TASK INSTRUCTIONS
Find the lines that contain the word "Paso" and copy each one.

DATA ENTRIES
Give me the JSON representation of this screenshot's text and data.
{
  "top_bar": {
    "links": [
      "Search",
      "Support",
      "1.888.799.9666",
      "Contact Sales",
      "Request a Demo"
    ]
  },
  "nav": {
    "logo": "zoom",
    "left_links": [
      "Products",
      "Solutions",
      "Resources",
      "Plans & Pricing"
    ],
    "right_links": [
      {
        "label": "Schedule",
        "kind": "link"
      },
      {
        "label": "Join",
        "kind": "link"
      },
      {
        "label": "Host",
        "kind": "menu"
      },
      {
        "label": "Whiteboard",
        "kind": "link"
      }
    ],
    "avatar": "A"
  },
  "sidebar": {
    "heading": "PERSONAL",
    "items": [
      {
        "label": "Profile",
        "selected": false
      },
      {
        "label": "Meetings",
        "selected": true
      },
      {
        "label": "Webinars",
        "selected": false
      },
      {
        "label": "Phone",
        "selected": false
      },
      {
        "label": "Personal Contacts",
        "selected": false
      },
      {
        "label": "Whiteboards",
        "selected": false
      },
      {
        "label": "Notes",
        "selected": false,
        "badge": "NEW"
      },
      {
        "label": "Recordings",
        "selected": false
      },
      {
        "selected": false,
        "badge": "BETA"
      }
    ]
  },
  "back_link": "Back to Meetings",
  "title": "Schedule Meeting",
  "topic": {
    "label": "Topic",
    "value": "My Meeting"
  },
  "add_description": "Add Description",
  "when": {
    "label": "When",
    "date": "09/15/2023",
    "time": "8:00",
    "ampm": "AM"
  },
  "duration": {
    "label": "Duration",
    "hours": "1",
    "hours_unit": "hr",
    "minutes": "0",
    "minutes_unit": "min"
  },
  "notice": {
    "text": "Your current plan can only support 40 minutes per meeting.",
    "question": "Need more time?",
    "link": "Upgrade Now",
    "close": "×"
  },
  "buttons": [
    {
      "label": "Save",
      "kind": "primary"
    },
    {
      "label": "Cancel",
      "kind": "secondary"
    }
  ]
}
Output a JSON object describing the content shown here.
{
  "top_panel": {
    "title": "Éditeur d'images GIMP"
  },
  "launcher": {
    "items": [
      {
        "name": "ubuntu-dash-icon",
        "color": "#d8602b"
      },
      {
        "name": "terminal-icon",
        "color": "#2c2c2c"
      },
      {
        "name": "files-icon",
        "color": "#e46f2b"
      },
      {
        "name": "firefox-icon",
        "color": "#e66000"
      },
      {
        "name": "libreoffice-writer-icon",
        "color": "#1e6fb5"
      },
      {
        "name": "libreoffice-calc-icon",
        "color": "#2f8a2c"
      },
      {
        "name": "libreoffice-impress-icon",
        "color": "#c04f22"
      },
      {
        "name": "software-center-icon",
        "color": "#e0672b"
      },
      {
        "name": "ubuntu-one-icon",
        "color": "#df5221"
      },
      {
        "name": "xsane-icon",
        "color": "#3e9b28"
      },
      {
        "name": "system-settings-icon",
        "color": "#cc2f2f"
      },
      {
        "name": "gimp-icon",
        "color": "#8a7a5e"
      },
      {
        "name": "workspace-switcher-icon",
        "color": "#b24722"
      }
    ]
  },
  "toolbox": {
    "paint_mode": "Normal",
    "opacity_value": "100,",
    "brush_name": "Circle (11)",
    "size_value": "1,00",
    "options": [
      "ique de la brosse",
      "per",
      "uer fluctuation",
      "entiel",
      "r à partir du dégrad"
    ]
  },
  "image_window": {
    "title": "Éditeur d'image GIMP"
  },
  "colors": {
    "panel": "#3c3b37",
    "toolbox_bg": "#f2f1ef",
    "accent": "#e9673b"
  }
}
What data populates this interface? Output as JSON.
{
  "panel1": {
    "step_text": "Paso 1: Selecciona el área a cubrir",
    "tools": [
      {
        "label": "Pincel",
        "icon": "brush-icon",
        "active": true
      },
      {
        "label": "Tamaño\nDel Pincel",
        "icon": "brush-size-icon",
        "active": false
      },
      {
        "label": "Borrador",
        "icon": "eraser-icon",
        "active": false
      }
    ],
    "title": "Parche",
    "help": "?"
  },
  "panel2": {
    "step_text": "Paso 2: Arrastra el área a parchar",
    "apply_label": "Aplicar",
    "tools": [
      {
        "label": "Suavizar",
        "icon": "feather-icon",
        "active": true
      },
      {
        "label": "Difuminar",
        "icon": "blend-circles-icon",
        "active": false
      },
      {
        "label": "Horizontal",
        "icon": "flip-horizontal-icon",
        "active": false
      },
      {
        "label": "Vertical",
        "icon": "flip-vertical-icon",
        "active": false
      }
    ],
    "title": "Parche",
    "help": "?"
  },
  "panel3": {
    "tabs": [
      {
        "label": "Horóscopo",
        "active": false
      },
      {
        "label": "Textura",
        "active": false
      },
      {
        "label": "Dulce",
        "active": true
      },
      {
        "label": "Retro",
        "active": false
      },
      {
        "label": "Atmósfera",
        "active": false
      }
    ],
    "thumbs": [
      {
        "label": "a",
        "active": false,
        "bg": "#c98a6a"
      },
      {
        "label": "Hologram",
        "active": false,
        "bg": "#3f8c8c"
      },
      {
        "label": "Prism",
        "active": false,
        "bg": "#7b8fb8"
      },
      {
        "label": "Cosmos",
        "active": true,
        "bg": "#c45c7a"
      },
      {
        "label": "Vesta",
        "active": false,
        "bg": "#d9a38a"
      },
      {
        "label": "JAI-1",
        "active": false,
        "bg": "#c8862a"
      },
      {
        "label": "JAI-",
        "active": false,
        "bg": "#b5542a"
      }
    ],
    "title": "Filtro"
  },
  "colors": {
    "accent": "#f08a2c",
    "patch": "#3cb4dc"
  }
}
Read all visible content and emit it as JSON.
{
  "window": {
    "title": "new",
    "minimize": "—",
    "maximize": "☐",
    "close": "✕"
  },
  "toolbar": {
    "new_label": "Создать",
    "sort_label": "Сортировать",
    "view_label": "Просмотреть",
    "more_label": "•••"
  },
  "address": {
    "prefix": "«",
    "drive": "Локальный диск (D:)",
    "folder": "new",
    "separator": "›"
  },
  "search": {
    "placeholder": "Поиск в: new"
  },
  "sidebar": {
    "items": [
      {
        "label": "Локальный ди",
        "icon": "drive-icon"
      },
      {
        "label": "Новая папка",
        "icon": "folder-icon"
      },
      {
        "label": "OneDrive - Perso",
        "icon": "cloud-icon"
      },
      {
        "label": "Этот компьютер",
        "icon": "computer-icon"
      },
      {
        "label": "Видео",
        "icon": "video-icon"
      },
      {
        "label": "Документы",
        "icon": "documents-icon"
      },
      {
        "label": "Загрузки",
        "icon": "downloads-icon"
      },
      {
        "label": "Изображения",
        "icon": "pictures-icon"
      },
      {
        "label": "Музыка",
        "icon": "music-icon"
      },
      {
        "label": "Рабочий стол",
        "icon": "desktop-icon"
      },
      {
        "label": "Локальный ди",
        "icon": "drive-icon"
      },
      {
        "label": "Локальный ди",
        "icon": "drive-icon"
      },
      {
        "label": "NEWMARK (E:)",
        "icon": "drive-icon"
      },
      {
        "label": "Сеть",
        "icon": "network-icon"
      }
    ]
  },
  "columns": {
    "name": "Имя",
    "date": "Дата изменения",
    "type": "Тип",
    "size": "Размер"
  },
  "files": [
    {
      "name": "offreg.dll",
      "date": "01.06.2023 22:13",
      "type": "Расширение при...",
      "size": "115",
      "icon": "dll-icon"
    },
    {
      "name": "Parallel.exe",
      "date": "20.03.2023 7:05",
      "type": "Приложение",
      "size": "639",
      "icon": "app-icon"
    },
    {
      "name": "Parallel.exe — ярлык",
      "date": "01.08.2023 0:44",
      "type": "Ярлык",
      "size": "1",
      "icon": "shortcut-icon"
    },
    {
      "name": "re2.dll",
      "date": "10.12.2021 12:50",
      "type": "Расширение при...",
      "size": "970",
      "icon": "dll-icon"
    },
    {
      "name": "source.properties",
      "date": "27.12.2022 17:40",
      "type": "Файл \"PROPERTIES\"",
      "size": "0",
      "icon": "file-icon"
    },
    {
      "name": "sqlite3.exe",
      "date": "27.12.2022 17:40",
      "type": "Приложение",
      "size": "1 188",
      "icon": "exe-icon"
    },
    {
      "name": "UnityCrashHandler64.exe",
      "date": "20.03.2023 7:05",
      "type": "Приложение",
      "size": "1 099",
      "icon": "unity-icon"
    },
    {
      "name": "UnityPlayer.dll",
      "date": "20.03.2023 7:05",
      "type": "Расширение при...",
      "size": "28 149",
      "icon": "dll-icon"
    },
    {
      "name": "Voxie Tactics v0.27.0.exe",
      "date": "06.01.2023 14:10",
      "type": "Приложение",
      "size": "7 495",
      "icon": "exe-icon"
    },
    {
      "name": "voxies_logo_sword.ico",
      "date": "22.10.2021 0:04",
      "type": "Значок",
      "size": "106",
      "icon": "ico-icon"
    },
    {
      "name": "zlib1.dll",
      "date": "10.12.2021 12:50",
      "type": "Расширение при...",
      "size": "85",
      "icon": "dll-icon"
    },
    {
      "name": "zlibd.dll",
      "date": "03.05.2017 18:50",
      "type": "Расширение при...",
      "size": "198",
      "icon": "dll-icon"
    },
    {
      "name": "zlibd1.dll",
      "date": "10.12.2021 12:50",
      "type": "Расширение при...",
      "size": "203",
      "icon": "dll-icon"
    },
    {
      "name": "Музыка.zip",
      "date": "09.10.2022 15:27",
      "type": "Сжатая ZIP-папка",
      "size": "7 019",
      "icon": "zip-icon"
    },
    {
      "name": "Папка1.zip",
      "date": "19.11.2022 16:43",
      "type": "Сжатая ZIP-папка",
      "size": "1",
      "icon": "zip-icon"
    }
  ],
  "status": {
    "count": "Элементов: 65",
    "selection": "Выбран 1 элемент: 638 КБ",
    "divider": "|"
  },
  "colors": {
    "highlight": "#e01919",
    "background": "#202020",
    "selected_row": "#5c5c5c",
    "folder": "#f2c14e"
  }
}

ANSWER FOR THIS EXERCISE
    "step_text": "Paso 1: Selecciona el área a cubrir",
    "step_text": "Paso 2: Arrastra el área a parchar",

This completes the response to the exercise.